> **Task instructions**
Copy the lines below once more, unchanged and in the same order.

-- START Material shown --

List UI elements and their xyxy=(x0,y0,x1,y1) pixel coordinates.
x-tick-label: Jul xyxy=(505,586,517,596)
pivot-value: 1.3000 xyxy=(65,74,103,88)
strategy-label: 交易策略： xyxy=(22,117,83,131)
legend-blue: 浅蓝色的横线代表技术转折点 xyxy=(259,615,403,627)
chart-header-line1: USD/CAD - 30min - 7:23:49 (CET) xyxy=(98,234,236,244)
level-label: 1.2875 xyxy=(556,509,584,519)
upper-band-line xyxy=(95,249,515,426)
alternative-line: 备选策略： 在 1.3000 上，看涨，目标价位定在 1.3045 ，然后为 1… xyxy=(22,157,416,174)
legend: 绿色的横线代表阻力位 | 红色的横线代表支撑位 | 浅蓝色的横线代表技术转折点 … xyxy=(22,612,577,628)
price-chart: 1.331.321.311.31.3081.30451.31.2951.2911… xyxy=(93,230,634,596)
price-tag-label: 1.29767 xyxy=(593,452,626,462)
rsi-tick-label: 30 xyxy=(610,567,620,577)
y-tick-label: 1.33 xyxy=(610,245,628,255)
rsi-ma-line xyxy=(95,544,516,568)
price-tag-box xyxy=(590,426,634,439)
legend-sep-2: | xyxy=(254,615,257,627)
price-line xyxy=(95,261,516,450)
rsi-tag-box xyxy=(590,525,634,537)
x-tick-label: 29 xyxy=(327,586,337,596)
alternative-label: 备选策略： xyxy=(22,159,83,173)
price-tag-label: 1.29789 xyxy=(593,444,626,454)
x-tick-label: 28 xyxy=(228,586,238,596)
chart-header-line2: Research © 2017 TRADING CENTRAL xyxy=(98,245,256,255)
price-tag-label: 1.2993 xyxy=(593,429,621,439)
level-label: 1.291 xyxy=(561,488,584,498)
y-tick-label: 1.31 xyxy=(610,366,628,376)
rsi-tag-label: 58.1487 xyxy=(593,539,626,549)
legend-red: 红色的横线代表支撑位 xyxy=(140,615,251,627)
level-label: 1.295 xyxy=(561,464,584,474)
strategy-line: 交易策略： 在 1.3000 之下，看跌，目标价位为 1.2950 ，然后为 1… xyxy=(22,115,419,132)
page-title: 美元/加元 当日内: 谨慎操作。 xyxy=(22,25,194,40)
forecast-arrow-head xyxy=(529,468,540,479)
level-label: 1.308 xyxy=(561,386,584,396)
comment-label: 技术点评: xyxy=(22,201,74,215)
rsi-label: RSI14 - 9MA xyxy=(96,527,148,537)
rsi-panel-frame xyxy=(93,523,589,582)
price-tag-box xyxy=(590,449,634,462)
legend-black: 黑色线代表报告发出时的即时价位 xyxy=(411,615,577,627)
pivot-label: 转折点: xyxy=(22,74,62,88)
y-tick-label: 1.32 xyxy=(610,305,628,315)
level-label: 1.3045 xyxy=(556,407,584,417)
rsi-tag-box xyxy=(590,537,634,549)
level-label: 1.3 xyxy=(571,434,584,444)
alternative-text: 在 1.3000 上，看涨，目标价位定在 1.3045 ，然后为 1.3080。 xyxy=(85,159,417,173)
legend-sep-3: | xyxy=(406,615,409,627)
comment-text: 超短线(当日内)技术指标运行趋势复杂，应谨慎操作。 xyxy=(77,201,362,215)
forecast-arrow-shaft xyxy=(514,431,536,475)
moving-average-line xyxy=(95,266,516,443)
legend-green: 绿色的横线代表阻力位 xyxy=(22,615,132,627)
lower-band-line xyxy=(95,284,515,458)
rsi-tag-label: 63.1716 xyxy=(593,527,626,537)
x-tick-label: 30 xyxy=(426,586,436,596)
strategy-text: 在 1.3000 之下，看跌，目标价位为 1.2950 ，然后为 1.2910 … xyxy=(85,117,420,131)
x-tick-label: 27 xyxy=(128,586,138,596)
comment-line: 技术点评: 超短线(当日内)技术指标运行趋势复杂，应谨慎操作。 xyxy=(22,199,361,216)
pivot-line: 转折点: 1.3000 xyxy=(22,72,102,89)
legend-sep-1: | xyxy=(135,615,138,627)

-- END Material shown --

> **Response to the exercise**
List UI elements and their xyxy=(x0,y0,x1,y1) pixel coordinates.
x-tick-label: Jul xyxy=(505,586,517,596)
pivot-value: 1.3000 xyxy=(65,74,103,88)
strategy-label: 交易策略： xyxy=(22,117,83,131)
legend-blue: 浅蓝色的横线代表技术转折点 xyxy=(259,615,403,627)
chart-header-line1: USD/CAD - 30min - 7:23:49 (CET) xyxy=(98,234,236,244)
level-label: 1.2875 xyxy=(556,509,584,519)
upper-band-line xyxy=(95,249,515,426)
alternative-line: 备选策略： 在 1.3000 上，看涨，目标价位定在 1.3045 ，然后为 1… xyxy=(22,157,416,174)
legend: 绿色的横线代表阻力位 | 红色的横线代表支撑位 | 浅蓝色的横线代表技术转折点 … xyxy=(22,612,577,628)
price-chart: 1.331.321.311.31.3081.30451.31.2951.2911… xyxy=(93,230,634,596)
price-tag-label: 1.29767 xyxy=(593,452,626,462)
rsi-tick-label: 30 xyxy=(610,567,620,577)
y-tick-label: 1.33 xyxy=(610,245,628,255)
rsi-ma-line xyxy=(95,544,516,568)
price-tag-box xyxy=(590,426,634,439)
legend-sep-2: | xyxy=(254,615,257,627)
price-line xyxy=(95,261,516,450)
rsi-tag-box xyxy=(590,525,634,537)
x-tick-label: 29 xyxy=(327,586,337,596)
alternative-label: 备选策略： xyxy=(22,159,83,173)
price-tag-label: 1.29789 xyxy=(593,444,626,454)
x-tick-label: 28 xyxy=(228,586,238,596)
chart-header-line2: Research © 2017 TRADING CENTRAL xyxy=(98,245,256,255)
price-tag-label: 1.2993 xyxy=(593,429,621,439)
level-label: 1.291 xyxy=(561,488,584,498)
y-tick-label: 1.31 xyxy=(610,366,628,376)
rsi-tag-label: 58.1487 xyxy=(593,539,626,549)
legend-red: 红色的横线代表支撑位 xyxy=(140,615,251,627)
level-label: 1.295 xyxy=(561,464,584,474)
strategy-line: 交易策略： 在 1.3000 之下，看跌，目标价位为 1.2950 ，然后为 1… xyxy=(22,115,419,132)
page-title: 美元/加元 当日内: 谨慎操作。 xyxy=(22,25,194,40)
forecast-arrow-head xyxy=(529,468,540,479)
level-label: 1.308 xyxy=(561,386,584,396)
comment-label: 技术点评: xyxy=(22,201,74,215)
rsi-label: RSI14 - 9MA xyxy=(96,527,148,537)
rsi-panel-frame xyxy=(93,523,589,582)
price-tag-box xyxy=(590,449,634,462)
legend-black: 黑色线代表报告发出时的即时价位 xyxy=(411,615,577,627)
pivot-label: 转折点: xyxy=(22,74,62,88)
y-tick-label: 1.32 xyxy=(610,305,628,315)
level-label: 1.3045 xyxy=(556,407,584,417)
rsi-tag-box xyxy=(590,537,634,549)
level-label: 1.3 xyxy=(571,434,584,444)
alternative-text: 在 1.3000 上，看涨，目标价位定在 1.3045 ，然后为 1.3080。 xyxy=(85,159,417,173)
legend-sep-3: | xyxy=(406,615,409,627)
comment-text: 超短线(当日内)技术指标运行趋势复杂，应谨慎操作。 xyxy=(77,201,362,215)
forecast-arrow-shaft xyxy=(514,431,536,475)
moving-average-line xyxy=(95,266,516,443)
legend-green: 绿色的横线代表阻力位 xyxy=(22,615,132,627)
lower-band-line xyxy=(95,284,515,458)
rsi-tag-label: 63.1716 xyxy=(593,527,626,537)
x-tick-label: 30 xyxy=(426,586,436,596)
strategy-text: 在 1.3000 之下，看跌，目标价位为 1.2950 ，然后为 1.2910 … xyxy=(85,117,420,131)
x-tick-label: 27 xyxy=(128,586,138,596)
comment-line: 技术点评: 超短线(当日内)技术指标运行趋势复杂，应谨慎操作。 xyxy=(22,199,361,216)
pivot-line: 转折点: 1.3000 xyxy=(22,72,102,89)
legend-sep-1: | xyxy=(135,615,138,627)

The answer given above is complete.